TASK TO CARRY OUT: Return the count of lines that mention "valve", with no other words.

RECORD SET:
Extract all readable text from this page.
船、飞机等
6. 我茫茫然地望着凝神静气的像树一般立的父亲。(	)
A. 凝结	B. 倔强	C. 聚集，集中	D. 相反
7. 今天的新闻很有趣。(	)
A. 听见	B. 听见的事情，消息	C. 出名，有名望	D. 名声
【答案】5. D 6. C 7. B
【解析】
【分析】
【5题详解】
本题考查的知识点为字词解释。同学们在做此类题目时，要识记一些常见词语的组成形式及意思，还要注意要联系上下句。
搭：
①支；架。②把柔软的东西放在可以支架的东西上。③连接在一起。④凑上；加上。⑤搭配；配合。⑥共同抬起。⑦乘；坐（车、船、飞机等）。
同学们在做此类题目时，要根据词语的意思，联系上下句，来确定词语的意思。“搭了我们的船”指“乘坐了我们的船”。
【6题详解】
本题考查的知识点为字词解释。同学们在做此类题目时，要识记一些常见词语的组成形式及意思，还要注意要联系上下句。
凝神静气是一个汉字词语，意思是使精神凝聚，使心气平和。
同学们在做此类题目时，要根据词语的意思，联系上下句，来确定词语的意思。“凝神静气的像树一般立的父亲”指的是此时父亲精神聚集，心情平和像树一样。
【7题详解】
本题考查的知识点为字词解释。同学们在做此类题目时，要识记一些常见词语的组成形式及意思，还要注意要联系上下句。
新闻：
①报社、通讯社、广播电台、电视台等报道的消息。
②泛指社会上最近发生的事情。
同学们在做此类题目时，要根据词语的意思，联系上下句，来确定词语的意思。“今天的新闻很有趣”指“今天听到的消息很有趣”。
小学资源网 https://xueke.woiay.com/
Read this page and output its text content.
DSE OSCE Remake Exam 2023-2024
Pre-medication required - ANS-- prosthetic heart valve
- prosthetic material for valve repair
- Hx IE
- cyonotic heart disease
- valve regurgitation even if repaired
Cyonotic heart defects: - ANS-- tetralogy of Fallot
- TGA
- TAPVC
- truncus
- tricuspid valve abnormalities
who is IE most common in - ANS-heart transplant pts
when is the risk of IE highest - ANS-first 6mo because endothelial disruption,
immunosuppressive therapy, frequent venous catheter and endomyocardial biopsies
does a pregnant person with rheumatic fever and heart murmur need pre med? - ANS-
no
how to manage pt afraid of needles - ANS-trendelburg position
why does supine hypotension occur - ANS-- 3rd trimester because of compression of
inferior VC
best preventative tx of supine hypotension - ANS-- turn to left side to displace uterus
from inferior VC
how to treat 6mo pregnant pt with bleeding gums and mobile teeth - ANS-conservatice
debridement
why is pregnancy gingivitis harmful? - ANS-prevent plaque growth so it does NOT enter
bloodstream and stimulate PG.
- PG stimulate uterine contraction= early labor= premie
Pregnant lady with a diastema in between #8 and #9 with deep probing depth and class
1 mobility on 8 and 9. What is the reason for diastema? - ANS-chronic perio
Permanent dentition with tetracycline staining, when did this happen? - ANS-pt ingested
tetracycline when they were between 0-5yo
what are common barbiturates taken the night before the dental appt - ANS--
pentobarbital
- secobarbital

ANSWER BELOW: 4